— START Provided information —
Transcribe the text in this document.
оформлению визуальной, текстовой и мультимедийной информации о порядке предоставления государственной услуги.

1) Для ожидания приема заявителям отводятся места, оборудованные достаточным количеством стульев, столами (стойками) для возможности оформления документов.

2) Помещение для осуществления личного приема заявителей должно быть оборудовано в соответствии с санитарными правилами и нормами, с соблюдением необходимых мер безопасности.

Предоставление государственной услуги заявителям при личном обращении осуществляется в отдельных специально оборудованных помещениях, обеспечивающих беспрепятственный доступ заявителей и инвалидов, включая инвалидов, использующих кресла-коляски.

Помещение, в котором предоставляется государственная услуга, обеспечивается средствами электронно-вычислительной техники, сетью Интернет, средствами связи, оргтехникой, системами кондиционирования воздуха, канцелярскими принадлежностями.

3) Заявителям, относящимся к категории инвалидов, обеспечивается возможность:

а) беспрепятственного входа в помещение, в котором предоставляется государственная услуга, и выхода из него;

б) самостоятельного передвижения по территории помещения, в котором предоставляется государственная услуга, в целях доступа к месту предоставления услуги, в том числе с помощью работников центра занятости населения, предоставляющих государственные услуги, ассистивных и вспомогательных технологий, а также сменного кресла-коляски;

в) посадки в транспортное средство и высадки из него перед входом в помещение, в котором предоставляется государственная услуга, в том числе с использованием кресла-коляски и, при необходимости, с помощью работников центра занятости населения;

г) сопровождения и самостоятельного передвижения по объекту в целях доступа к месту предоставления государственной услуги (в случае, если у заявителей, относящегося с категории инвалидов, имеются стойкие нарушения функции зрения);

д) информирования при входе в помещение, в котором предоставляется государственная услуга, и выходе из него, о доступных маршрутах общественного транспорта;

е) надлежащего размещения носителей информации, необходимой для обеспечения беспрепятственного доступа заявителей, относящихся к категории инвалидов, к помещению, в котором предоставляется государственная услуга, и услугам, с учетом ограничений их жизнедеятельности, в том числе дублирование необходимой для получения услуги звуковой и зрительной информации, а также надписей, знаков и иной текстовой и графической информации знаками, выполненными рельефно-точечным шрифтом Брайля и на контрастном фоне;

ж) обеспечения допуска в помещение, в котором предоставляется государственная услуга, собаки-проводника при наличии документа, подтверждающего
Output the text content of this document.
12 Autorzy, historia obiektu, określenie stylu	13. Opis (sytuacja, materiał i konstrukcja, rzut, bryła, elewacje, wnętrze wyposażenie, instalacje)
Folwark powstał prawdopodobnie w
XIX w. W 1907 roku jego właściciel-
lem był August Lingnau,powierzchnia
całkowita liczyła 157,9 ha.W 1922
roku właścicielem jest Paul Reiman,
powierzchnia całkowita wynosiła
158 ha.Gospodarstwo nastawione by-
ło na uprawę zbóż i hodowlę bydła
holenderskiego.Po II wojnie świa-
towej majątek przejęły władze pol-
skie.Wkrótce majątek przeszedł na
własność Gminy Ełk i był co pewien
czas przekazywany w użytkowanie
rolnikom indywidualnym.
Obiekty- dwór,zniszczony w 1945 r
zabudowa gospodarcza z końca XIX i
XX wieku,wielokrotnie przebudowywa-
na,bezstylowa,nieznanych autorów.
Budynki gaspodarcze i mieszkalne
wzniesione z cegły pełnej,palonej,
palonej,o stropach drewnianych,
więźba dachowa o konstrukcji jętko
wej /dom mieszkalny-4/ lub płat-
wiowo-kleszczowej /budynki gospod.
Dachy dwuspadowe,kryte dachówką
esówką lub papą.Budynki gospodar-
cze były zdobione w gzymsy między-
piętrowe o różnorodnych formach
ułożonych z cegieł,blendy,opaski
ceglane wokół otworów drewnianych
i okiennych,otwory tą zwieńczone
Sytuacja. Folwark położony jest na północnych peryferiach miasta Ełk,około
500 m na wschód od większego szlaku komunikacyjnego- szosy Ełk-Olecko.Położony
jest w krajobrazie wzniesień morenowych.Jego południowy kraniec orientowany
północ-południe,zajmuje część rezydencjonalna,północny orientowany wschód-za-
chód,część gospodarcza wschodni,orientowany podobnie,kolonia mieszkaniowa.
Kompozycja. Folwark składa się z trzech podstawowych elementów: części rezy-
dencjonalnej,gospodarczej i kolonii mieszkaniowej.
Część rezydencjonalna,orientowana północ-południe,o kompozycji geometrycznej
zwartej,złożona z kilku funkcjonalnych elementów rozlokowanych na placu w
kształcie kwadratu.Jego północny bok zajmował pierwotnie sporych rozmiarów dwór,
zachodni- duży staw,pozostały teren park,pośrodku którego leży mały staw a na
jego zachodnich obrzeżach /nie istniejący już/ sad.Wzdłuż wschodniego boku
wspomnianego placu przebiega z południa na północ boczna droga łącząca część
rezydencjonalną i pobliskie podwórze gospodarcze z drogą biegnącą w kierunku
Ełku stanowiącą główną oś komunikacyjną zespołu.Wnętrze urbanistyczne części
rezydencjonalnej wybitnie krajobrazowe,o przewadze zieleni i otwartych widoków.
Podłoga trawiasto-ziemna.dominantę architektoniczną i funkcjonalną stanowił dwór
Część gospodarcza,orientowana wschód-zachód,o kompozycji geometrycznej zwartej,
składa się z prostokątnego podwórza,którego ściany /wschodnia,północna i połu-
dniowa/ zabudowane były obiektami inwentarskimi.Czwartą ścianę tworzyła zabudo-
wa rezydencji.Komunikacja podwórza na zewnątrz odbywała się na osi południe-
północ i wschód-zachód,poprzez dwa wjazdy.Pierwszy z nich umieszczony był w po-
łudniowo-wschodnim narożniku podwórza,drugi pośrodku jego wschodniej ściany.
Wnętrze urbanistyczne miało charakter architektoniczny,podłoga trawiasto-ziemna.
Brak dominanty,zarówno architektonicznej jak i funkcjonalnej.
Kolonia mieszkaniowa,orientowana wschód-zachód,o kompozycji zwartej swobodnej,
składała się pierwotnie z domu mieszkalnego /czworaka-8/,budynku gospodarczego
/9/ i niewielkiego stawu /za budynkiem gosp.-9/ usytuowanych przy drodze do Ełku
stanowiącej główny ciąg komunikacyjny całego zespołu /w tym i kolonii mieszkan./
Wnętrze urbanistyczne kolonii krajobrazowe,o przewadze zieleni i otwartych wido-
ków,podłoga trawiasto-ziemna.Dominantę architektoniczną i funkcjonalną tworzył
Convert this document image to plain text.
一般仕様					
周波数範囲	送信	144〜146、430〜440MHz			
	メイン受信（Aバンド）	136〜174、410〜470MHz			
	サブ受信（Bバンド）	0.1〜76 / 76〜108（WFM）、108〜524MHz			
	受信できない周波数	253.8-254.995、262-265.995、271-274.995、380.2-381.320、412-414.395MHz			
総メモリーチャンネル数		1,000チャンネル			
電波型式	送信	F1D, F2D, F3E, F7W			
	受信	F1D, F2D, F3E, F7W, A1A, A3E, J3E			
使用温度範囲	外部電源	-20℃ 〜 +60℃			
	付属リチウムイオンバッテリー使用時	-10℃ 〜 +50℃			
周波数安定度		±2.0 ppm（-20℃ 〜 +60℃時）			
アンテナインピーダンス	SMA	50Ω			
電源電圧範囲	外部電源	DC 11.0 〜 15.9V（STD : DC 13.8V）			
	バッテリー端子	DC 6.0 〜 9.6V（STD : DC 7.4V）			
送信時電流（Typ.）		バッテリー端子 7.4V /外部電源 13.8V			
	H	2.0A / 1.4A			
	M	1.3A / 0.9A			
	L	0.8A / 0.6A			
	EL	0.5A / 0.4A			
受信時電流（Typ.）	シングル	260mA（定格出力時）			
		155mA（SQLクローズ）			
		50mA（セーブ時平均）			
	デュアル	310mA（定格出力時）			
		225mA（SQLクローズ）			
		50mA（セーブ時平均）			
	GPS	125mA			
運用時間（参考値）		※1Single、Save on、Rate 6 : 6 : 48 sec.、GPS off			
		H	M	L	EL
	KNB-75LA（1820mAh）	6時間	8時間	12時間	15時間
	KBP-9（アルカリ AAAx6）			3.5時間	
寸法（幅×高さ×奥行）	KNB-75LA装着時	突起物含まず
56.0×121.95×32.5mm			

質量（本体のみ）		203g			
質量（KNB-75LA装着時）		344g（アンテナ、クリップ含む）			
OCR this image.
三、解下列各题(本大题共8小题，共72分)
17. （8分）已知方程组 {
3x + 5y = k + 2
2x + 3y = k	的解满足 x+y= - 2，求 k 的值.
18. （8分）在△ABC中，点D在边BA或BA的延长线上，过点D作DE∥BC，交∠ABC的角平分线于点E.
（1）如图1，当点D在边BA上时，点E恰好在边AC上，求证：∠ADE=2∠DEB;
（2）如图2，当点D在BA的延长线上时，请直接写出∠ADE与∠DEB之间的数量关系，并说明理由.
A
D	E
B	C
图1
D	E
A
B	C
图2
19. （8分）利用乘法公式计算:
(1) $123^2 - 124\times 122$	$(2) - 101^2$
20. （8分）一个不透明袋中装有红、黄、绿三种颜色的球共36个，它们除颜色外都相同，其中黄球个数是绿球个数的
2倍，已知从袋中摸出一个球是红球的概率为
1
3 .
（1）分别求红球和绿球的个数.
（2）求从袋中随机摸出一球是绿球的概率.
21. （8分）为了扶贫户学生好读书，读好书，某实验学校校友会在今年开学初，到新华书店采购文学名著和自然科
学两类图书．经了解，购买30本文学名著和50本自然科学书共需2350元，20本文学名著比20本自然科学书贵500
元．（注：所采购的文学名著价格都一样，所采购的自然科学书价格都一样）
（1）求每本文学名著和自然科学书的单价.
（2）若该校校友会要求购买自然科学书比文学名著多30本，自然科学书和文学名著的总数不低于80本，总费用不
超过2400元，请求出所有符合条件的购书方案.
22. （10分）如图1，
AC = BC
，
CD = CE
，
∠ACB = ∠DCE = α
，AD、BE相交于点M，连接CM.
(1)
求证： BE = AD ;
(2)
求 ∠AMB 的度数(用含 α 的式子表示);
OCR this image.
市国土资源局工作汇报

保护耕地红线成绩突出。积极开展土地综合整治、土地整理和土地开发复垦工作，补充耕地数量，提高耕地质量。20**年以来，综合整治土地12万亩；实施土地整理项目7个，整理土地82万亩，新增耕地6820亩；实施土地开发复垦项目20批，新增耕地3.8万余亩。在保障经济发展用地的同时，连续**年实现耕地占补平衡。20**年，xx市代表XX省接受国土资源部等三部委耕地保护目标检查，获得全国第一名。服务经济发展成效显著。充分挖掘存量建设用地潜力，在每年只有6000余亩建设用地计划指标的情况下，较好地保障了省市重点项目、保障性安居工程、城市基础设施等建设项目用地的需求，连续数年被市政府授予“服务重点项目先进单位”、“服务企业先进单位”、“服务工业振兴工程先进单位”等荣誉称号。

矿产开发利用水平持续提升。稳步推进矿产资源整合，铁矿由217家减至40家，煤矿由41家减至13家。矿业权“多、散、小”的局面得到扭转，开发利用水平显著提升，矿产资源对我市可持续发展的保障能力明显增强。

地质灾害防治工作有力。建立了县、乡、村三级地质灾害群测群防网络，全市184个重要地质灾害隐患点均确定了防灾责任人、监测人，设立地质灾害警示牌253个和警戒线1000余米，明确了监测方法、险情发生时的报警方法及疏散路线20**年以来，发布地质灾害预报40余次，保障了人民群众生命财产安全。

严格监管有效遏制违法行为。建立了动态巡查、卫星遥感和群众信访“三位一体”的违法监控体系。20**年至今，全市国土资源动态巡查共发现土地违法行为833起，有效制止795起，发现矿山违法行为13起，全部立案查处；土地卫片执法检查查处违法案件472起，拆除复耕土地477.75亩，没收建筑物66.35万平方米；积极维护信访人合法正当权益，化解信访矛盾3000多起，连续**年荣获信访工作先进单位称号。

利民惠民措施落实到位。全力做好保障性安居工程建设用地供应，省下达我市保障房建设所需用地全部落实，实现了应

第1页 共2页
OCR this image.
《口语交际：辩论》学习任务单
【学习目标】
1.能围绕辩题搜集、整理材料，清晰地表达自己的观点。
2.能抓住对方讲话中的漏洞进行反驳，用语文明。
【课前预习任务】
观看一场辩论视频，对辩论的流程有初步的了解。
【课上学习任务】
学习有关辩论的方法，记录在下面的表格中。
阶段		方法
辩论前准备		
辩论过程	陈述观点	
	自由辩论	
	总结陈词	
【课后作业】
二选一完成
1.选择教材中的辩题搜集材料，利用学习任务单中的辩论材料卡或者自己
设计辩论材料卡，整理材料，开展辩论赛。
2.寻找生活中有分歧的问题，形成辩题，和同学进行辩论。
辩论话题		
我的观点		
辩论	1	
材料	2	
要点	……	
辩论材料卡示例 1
— END Provided information —
# [What is expected]
Only the number is needed: state how many lines in the listing contain "orientowany".

# [Solution to the problem]
3